(What is asked): Starting at the row containing "time-slot-cell[interactable] (408, 796, 504, 813)" and ending at the row containing "time-slot-cell[interactable] (504, 557, 600, 575)", swap every "allday-cell" for "all-day-cell" and repeat those rows with nothing else altered.

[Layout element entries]
--- Begin ---
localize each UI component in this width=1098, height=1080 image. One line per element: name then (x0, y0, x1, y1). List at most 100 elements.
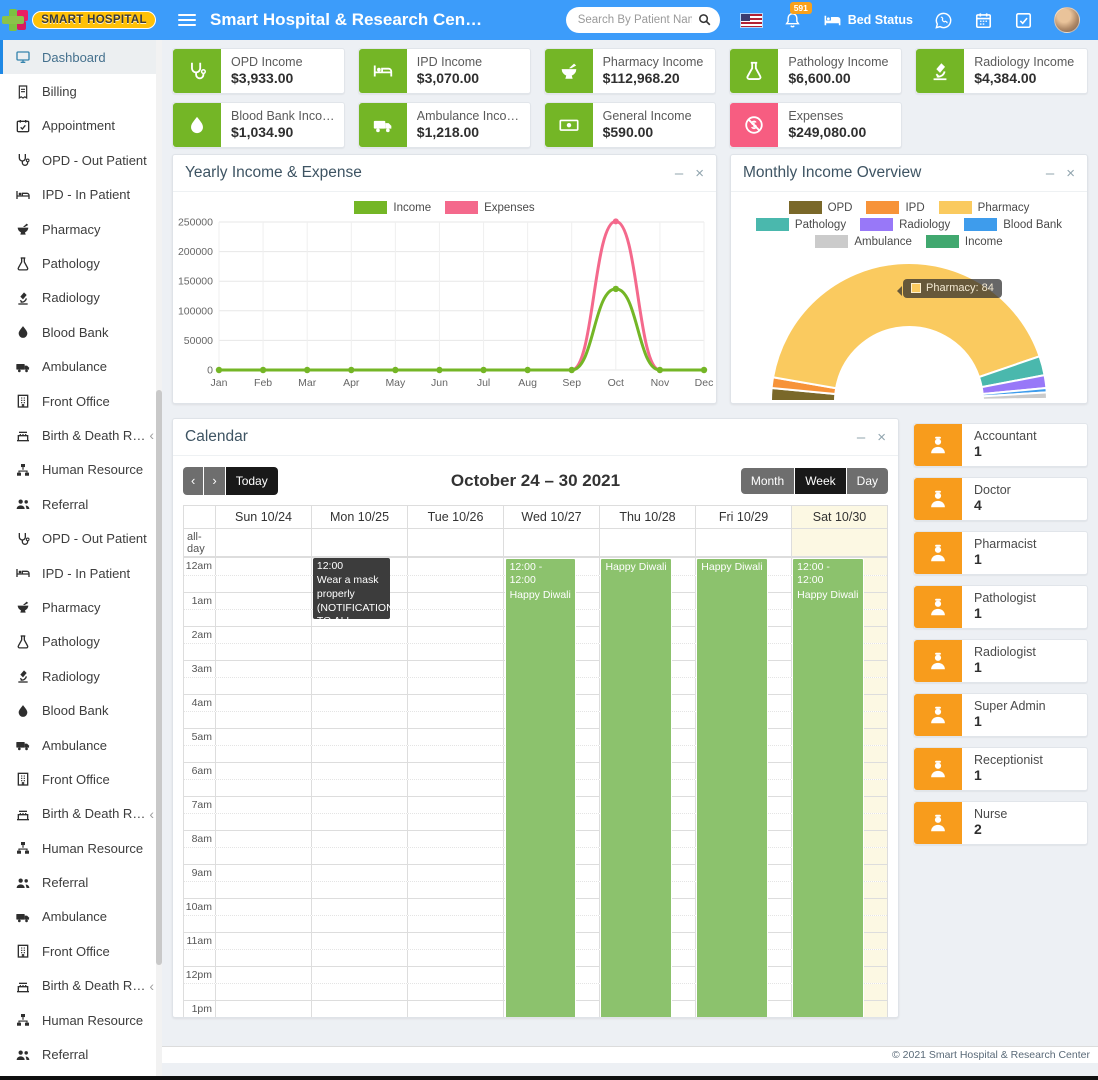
time-slot-cell[interactable] (408, 796, 504, 813)
time-slot-cell[interactable] (600, 575, 696, 592)
time-slot-cell[interactable] (600, 966, 696, 983)
time-slot-cell[interactable] (696, 762, 792, 779)
time-slot-cell[interactable] (504, 830, 600, 847)
time-slot-cell[interactable] (216, 813, 312, 830)
time-slot-cell[interactable] (408, 557, 504, 575)
time-slot-cell[interactable] (600, 932, 696, 949)
sidebar-item-blood-bank[interactable]: Blood Bank (0, 693, 162, 727)
allday-cell[interactable] (312, 528, 408, 556)
sidebar-item-opd-out-patient[interactable]: OPD - Out Patient (0, 521, 162, 555)
legend-item-blood-bank[interactable]: Blood Bank (964, 218, 1062, 231)
legend-item-pharmacy[interactable]: Pharmacy (938, 201, 1029, 214)
sidebar-item-ambulance[interactable]: Ambulance (0, 350, 162, 384)
time-slot-cell[interactable] (216, 592, 312, 609)
allday-cell[interactable] (408, 528, 504, 556)
time-slot-cell[interactable] (696, 949, 792, 966)
time-slot-cell[interactable] (504, 983, 600, 1000)
time-slot-cell[interactable] (504, 762, 600, 779)
time-slot-cell[interactable] (216, 626, 312, 643)
sidebar-item-birth-death-record[interactable]: Birth & Death Record ‹ (0, 797, 162, 831)
time-slot-cell[interactable] (312, 660, 408, 677)
time-slot-cell[interactable] (408, 932, 504, 949)
time-slot-cell[interactable] (408, 881, 504, 898)
time-slot-cell[interactable] (696, 711, 792, 728)
time-slot-cell[interactable] (312, 983, 408, 1000)
time-slot-cell[interactable] (216, 949, 312, 966)
time-slot-cell[interactable] (504, 779, 600, 796)
time-slot-cell[interactable] (312, 881, 408, 898)
language-flag-icon[interactable] (740, 13, 762, 27)
allday-cell[interactable] (216, 528, 312, 556)
time-slot-cell[interactable] (216, 745, 312, 762)
sidebar-item-birth-death-record[interactable]: Birth & Death Record ‹ (0, 969, 162, 1003)
minimize-icon[interactable]: – (856, 428, 866, 446)
time-slot-cell[interactable] (504, 557, 600, 575)
time-slot-cell[interactable] (216, 660, 312, 677)
time-slot-cell[interactable] (312, 609, 408, 626)
time-slot-cell[interactable] (216, 847, 312, 864)
time-slot-cell[interactable] (408, 609, 504, 626)
allday-cell[interactable] (600, 528, 696, 556)
sidebar-item-pathology[interactable]: Pathology (0, 625, 162, 659)
time-slot-cell[interactable] (600, 677, 696, 694)
sidebar-scrollbar-thumb[interactable] (156, 390, 162, 965)
time-slot-cell[interactable] (504, 949, 600, 966)
time-slot-cell[interactable] (408, 575, 504, 592)
time-slot-cell[interactable] (600, 796, 696, 813)
time-slot-cell[interactable] (312, 847, 408, 864)
calendar-event-happy-diwali[interactable]: Happy Diwali (696, 557, 769, 1017)
sidebar-item-billing[interactable]: Billing (0, 74, 162, 108)
time-slot-cell[interactable] (408, 864, 504, 881)
time-slot-cell[interactable] (696, 779, 792, 796)
sidebar-item-radiology[interactable]: Radiology (0, 659, 162, 693)
sidebar-item-ipd-in-patient[interactable]: IPD - In Patient (0, 556, 162, 590)
donut-slice-income[interactable] (981, 397, 1049, 402)
sidebar-item-front-office[interactable]: Front Office (0, 384, 162, 418)
time-slot-cell[interactable] (504, 660, 600, 677)
time-slot-cell[interactable] (408, 660, 504, 677)
time-slot-cell[interactable] (504, 626, 600, 643)
time-slot-cell[interactable] (312, 830, 408, 847)
time-slot-cell[interactable] (216, 728, 312, 745)
sidebar-item-birth-death-record[interactable]: Birth & Death Record ‹ (0, 418, 162, 452)
time-slot-cell[interactable] (408, 983, 504, 1000)
time-slot-cell[interactable] (696, 609, 792, 626)
sidebar-item-radiology[interactable]: Radiology (0, 281, 162, 315)
time-slot-cell[interactable] (504, 745, 600, 762)
sidebar-item-front-office[interactable]: Front Office (0, 762, 162, 796)
app-logo[interactable]: SMART HOSPITAL (0, 9, 162, 31)
search-icon[interactable] (697, 12, 712, 27)
calendar-view-month[interactable]: Month (740, 467, 795, 494)
time-slot-cell[interactable] (696, 983, 792, 1000)
calendar-prev-button[interactable]: ‹ (183, 467, 204, 495)
sidebar-item-ambulance[interactable]: Ambulance (0, 728, 162, 762)
whatsapp-icon[interactable] (934, 11, 953, 30)
time-slot-cell[interactable] (504, 898, 600, 915)
time-slot-cell[interactable] (408, 745, 504, 762)
time-slot-cell[interactable] (600, 745, 696, 762)
time-slot-cell[interactable] (216, 898, 312, 915)
calendar-event-happy-diwali[interactable]: Happy Diwali (600, 557, 673, 1017)
sidebar-item-ipd-in-patient[interactable]: IPD - In Patient (0, 178, 162, 212)
time-slot-cell[interactable] (504, 643, 600, 660)
time-slot-cell[interactable] (600, 694, 696, 711)
time-slot-cell[interactable] (696, 677, 792, 694)
time-slot-cell[interactable] (504, 711, 600, 728)
time-slot-cell[interactable] (696, 592, 792, 609)
sidebar-item-human-resource[interactable]: Human Resource (0, 1003, 162, 1037)
time-slot-cell[interactable] (312, 592, 408, 609)
time-slot-cell[interactable] (696, 864, 792, 881)
time-slot-cell[interactable] (504, 1000, 600, 1017)
notifications-button[interactable]: 591 (783, 1, 812, 30)
sidebar-item-human-resource[interactable]: Human Resource (0, 453, 162, 487)
time-slot-cell[interactable] (600, 915, 696, 932)
legend-item-radiology[interactable]: Radiology (860, 218, 950, 231)
time-slot-cell[interactable] (312, 728, 408, 745)
time-slot-cell[interactable] (216, 830, 312, 847)
close-icon[interactable]: × (877, 428, 886, 446)
sidebar-item-ambulance[interactable]: Ambulance (0, 900, 162, 934)
time-slot-cell[interactable] (216, 779, 312, 796)
time-slot-cell[interactable] (216, 557, 312, 575)
sidebar-item-opd-out-patient[interactable]: OPD - Out Patient (0, 143, 162, 177)
time-slot-cell[interactable] (504, 796, 600, 813)
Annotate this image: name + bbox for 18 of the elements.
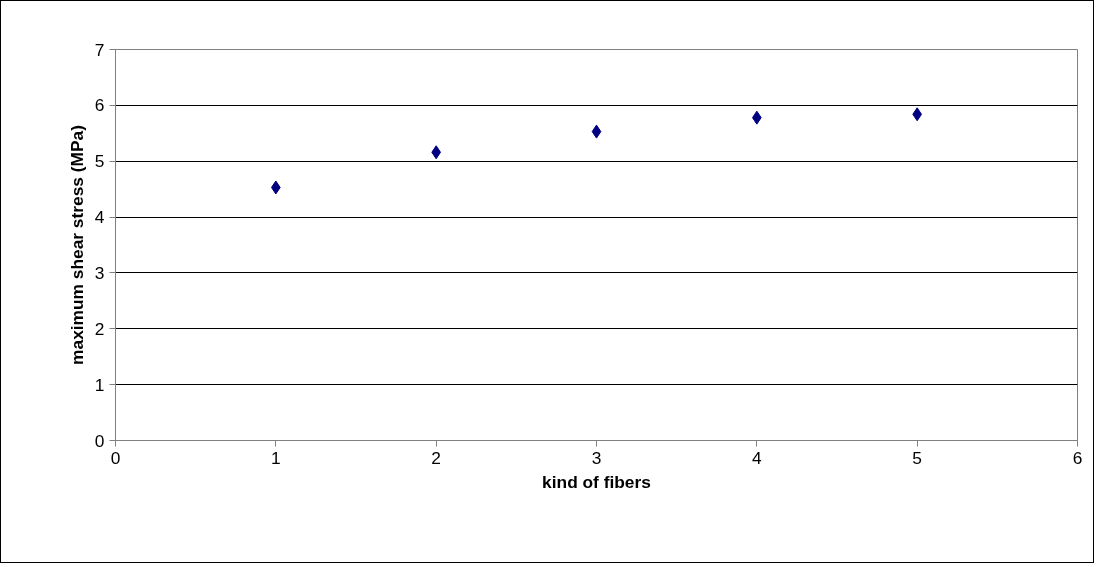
y-tick-label: 3 [94,262,105,283]
x-tick-label: 6 [1072,447,1083,468]
x-tick-label: 0 [110,447,121,468]
x-tick-label: 5 [912,447,922,468]
y-axis-title: maximum shear stress (MPa) [66,125,87,365]
y-tick-label: 7 [94,39,105,60]
x-tick-label: 2 [431,447,441,468]
y-tick-label: 5 [94,151,105,172]
x-tick-label: 3 [591,447,602,468]
x-tick-label: 4 [752,447,763,468]
point [591,124,602,139]
y-tick-label: 0 [94,430,105,451]
y-tick-label: 4 [94,207,105,228]
y-tick-label: 1 [94,374,105,395]
x-axis-title: kind of fibers [542,471,651,492]
y-tick-label: 6 [94,95,105,116]
x-tick-label: 1 [271,447,281,468]
y-tick-label: 2 [94,318,105,339]
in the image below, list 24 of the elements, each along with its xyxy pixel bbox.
--- End ---
(Answer to this task):
time-slot-cell[interactable] (408, 796, 504, 813)
time-slot-cell[interactable] (600, 575, 696, 592)
time-slot-cell[interactable] (600, 966, 696, 983)
time-slot-cell[interactable] (696, 762, 792, 779)
time-slot-cell[interactable] (504, 830, 600, 847)
time-slot-cell[interactable] (216, 813, 312, 830)
time-slot-cell[interactable] (408, 557, 504, 575)
time-slot-cell[interactable] (600, 932, 696, 949)
sidebar-item-blood-bank[interactable]: Blood Bank (0, 693, 162, 727)
all-day-cell[interactable] (312, 528, 408, 556)
sidebar-item-opd-out-patient[interactable]: OPD - Out Patient (0, 521, 162, 555)
legend-item-blood-bank[interactable]: Blood Bank (964, 218, 1062, 231)
legend-item-pharmacy[interactable]: Pharmacy (938, 201, 1029, 214)
sidebar-item-ambulance[interactable]: Ambulance (0, 350, 162, 384)
time-slot-cell[interactable] (216, 592, 312, 609)
all-day-cell[interactable] (408, 528, 504, 556)
time-slot-cell[interactable] (696, 949, 792, 966)
time-slot-cell[interactable] (504, 983, 600, 1000)
time-slot-cell[interactable] (504, 762, 600, 779)
time-slot-cell[interactable] (216, 626, 312, 643)
sidebar-item-birth-death-record[interactable]: Birth & Death Record ‹ (0, 797, 162, 831)
time-slot-cell[interactable] (312, 660, 408, 677)
time-slot-cell[interactable] (408, 932, 504, 949)
time-slot-cell[interactable] (408, 881, 504, 898)
time-slot-cell[interactable] (696, 711, 792, 728)
time-slot-cell[interactable] (312, 983, 408, 1000)
time-slot-cell[interactable] (216, 949, 312, 966)
time-slot-cell[interactable] (504, 779, 600, 796)
time-slot-cell[interactable] (312, 881, 408, 898)
language-flag-icon[interactable] (740, 13, 762, 27)
all-day-cell[interactable] (216, 528, 312, 556)
time-slot-cell[interactable] (216, 745, 312, 762)
sidebar-item-birth-death-record[interactable]: Birth & Death Record ‹ (0, 969, 162, 1003)
minimize-icon[interactable]: – (856, 428, 866, 446)
time-slot-cell[interactable] (504, 557, 600, 575)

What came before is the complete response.